• _Dataset items_:

[start]

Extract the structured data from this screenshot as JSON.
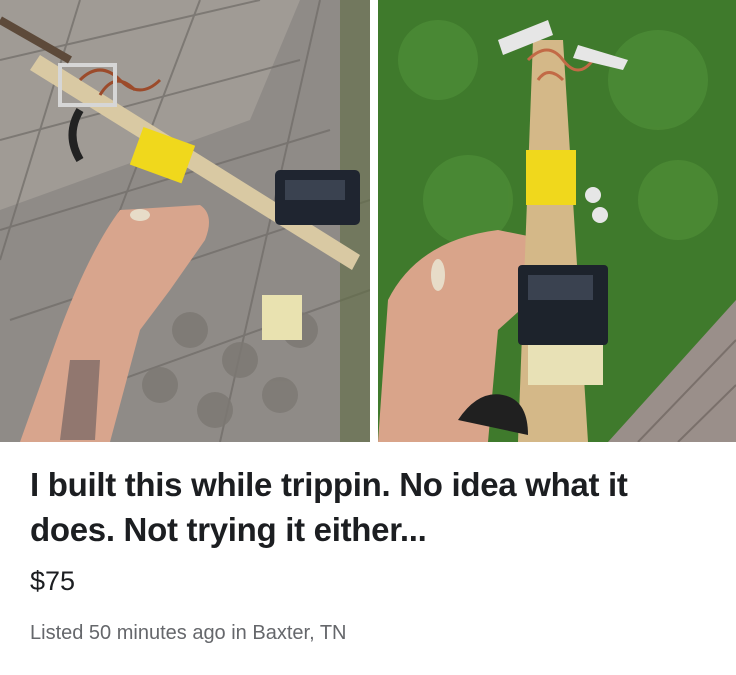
{
  "listing": {
    "title": "I built this while trippin. No idea what it does. Not trying it either...",
    "price": "$75",
    "meta": "Listed 50 minutes ago in Baxter, TN"
  },
  "photos": [
    {
      "name": "photo-left",
      "subject": "hand holding homemade gadget over paving stones"
    },
    {
      "name": "photo-right",
      "subject": "hand holding homemade gadget over grass"
    }
  ],
  "colors": {
    "title": "#1c1e21",
    "meta": "#65676b",
    "pavement": "#8e8a86",
    "grass": "#3f7a2c",
    "tape": "#f0d81c",
    "skin": "#d9a48a"
  }
}
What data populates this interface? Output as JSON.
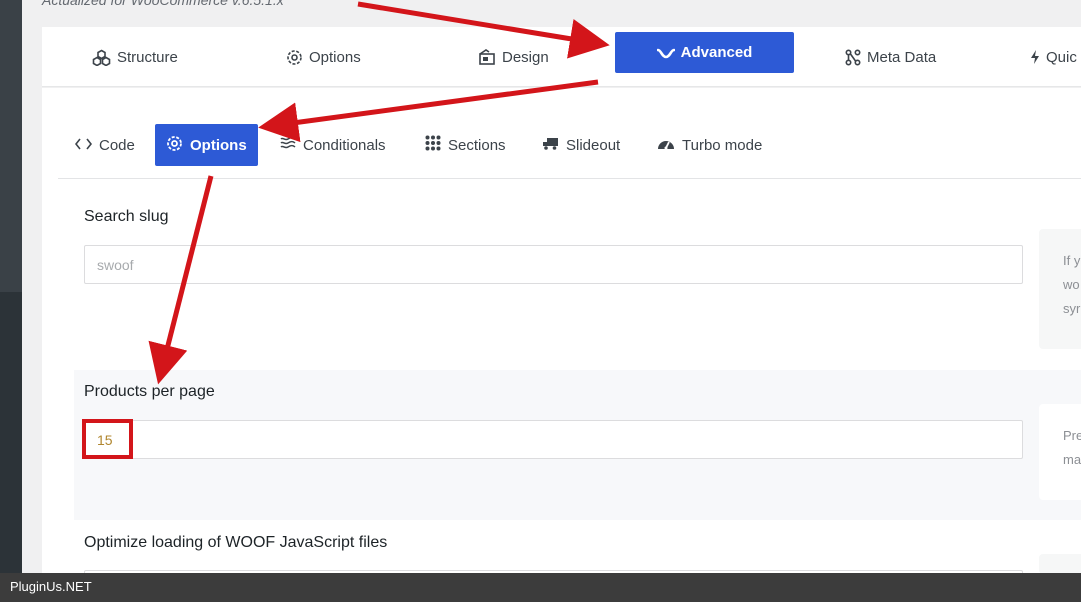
{
  "header": {
    "note": "Actualized for WooCommerce v.6.5.1.x"
  },
  "main_tabs": [
    {
      "label": "Structure",
      "icon": "cubes-icon"
    },
    {
      "label": "Options",
      "icon": "gear-icon"
    },
    {
      "label": "Design",
      "icon": "design-icon"
    },
    {
      "label": "Advanced",
      "icon": "chevron-wave-icon",
      "active": true
    },
    {
      "label": "Meta Data",
      "icon": "network-icon"
    },
    {
      "label": "Quic",
      "icon": "bolt-icon"
    }
  ],
  "sub_tabs": [
    {
      "label": "Code",
      "icon": "code-icon"
    },
    {
      "label": "Options",
      "icon": "gear-icon",
      "active": true
    },
    {
      "label": "Conditionals",
      "icon": "waves-icon"
    },
    {
      "label": "Sections",
      "icon": "grid-dots-icon"
    },
    {
      "label": "Slideout",
      "icon": "truck-icon"
    },
    {
      "label": "Turbo mode",
      "icon": "gauge-icon"
    }
  ],
  "fields": {
    "search_slug": {
      "label": "Search slug",
      "placeholder": "swoof",
      "hint_lines": [
        "If y",
        "wo",
        "syr"
      ]
    },
    "products_per_page": {
      "label": "Products per page",
      "value": "15",
      "hint_lines": [
        "Pre",
        "ma"
      ]
    },
    "optimize_js": {
      "label": "Optimize loading of WOOF JavaScript files"
    }
  },
  "footer": {
    "text": "PluginUs.NET"
  },
  "colors": {
    "accent": "#2d5ad6",
    "annotation_red": "#d3151a",
    "footer_bg": "#3c3c3c"
  }
}
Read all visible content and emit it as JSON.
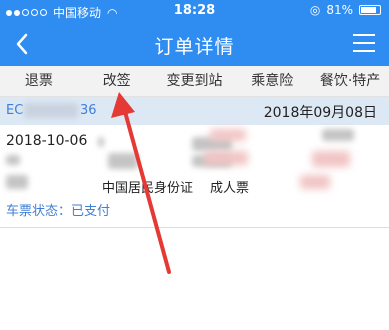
{
  "status_bar": {
    "carrier": "中国移动",
    "time": "18:28",
    "battery_percent": "81%",
    "battery_level": 0.81
  },
  "nav": {
    "title": "订单详情"
  },
  "actions": [
    {
      "label": "退票"
    },
    {
      "label": "改签"
    },
    {
      "label": "变更到站"
    },
    {
      "label": "乘意险"
    },
    {
      "label": "餐饮·特产"
    }
  ],
  "order": {
    "number_prefix": "EC",
    "number_suffix": "36",
    "date": "2018年09月08日"
  },
  "ticket": {
    "travel_date": "2018-10-06",
    "id_type": "中国居民身份证",
    "ticket_type": "成人票",
    "status_label": "车票状态：",
    "status_value": "已支付"
  },
  "colors": {
    "primary": "#2f8cf1",
    "link_blue": "#3f7fd6",
    "arrow_red": "#e53935"
  }
}
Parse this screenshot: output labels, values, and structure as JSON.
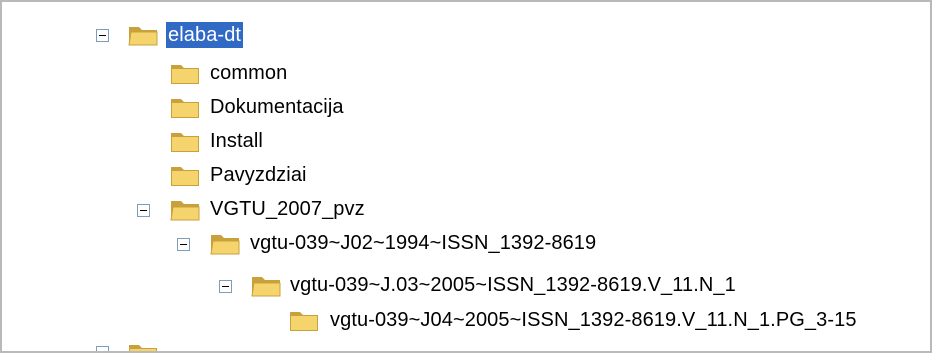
{
  "tree": {
    "root": {
      "label": "elaba-dt"
    },
    "children": [
      {
        "label": "common"
      },
      {
        "label": "Dokumentacija"
      },
      {
        "label": "Install"
      },
      {
        "label": "Pavyzdziai"
      },
      {
        "label": "VGTU_2007_pvz"
      }
    ],
    "level2": {
      "label": "vgtu-039~J02~1994~ISSN_1392-8619"
    },
    "level3": {
      "label": "vgtu-039~J.03~2005~ISSN_1392-8619.V_11.N_1"
    },
    "level4": {
      "label": "vgtu-039~J04~2005~ISSN_1392-8619.V_11.N_1.PG_3-15"
    }
  },
  "colors": {
    "selection": "#316ac5",
    "folder": "#f6d46d",
    "folder_dark": "#c9a13a"
  },
  "icons": {
    "folder": "folder-icon",
    "expander": "collapse-icon"
  }
}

[end]

• _Task prompt_: Could you repeat all of the material exactly? Pictures should not be copied.

• _Full output_:
Extract the structured data from this screenshot as JSON.
{
  "listing": {
    "title": "I built this while trippin. No idea what it does. Not trying it either...",
    "price": "$75",
    "meta": "Listed 50 minutes ago in Baxter, TN"
  },
  "photos": [
    {
      "name": "photo-left",
      "subject": "hand holding homemade gadget over paving stones"
    },
    {
      "name": "photo-right",
      "subject": "hand holding homemade gadget over grass"
    }
  ],
  "colors": {
    "title": "#1c1e21",
    "meta": "#65676b",
    "pavement": "#8e8a86",
    "grass": "#3f7a2c",
    "tape": "#f0d81c",
    "skin": "#d9a48a"
  }
}
What data populates this interface? Output as JSON.
{
  "header": {
    "note": "Actualized for WooCommerce v.6.5.1.x"
  },
  "main_tabs": [
    {
      "label": "Structure",
      "icon": "cubes-icon"
    },
    {
      "label": "Options",
      "icon": "gear-icon"
    },
    {
      "label": "Design",
      "icon": "design-icon"
    },
    {
      "label": "Advanced",
      "icon": "chevron-wave-icon",
      "active": true
    },
    {
      "label": "Meta Data",
      "icon": "network-icon"
    },
    {
      "label": "Quic",
      "icon": "bolt-icon"
    }
  ],
  "sub_tabs": [
    {
      "label": "Code",
      "icon": "code-icon"
    },
    {
      "label": "Options",
      "icon": "gear-icon",
      "active": true
    },
    {
      "label": "Conditionals",
      "icon": "waves-icon"
    },
    {
      "label": "Sections",
      "icon": "grid-dots-icon"
    },
    {
      "label": "Slideout",
      "icon": "truck-icon"
    },
    {
      "label": "Turbo mode",
      "icon": "gauge-icon"
    }
  ],
  "fields": {
    "search_slug": {
      "label": "Search slug",
      "placeholder": "swoof",
      "hint_lines": [
        "If y",
        "wo",
        "syr"
      ]
    },
    "products_per_page": {
      "label": "Products per page",
      "value": "15",
      "hint_lines": [
        "Pre",
        "ma"
      ]
    },
    "optimize_js": {
      "label": "Optimize loading of WOOF JavaScript files"
    }
  },
  "footer": {
    "text": "PluginUs.NET"
  },
  "colors": {
    "accent": "#2d5ad6",
    "annotation_red": "#d3151a",
    "footer_bg": "#3c3c3c"
  }
}
Read all visible content and emit it as JSON.
{
  "status_bar": {
    "carrier": "中国移动",
    "time": "18:28",
    "battery_percent": "81%",
    "battery_level": 0.81
  },
  "nav": {
    "title": "订单详情"
  },
  "actions": [
    {
      "label": "退票"
    },
    {
      "label": "改签"
    },
    {
      "label": "变更到站"
    },
    {
      "label": "乘意险"
    },
    {
      "label": "餐饮·特产"
    }
  ],
  "order": {
    "number_prefix": "EC",
    "number_suffix": "36",
    "date": "2018年09月08日"
  },
  "ticket": {
    "travel_date": "2018-10-06",
    "id_type": "中国居民身份证",
    "ticket_type": "成人票",
    "status_label": "车票状态：",
    "status_value": "已支付"
  },
  "colors": {
    "primary": "#2f8cf1",
    "link_blue": "#3f7fd6",
    "arrow_red": "#e53935"
  }
}
Parse this screenshot: output labels, values, and structure as JSON.
{
  "tree": {
    "root": {
      "label": "elaba-dt"
    },
    "children": [
      {
        "label": "common"
      },
      {
        "label": "Dokumentacija"
      },
      {
        "label": "Install"
      },
      {
        "label": "Pavyzdziai"
      },
      {
        "label": "VGTU_2007_pvz"
      }
    ],
    "level2": {
      "label": "vgtu-039~J02~1994~ISSN_1392-8619"
    },
    "level3": {
      "label": "vgtu-039~J.03~2005~ISSN_1392-8619.V_11.N_1"
    },
    "level4": {
      "label": "vgtu-039~J04~2005~ISSN_1392-8619.V_11.N_1.PG_3-15"
    }
  },
  "colors": {
    "selection": "#316ac5",
    "folder": "#f6d46d",
    "folder_dark": "#c9a13a"
  },
  "icons": {
    "folder": "folder-icon",
    "expander": "collapse-icon"
  }
}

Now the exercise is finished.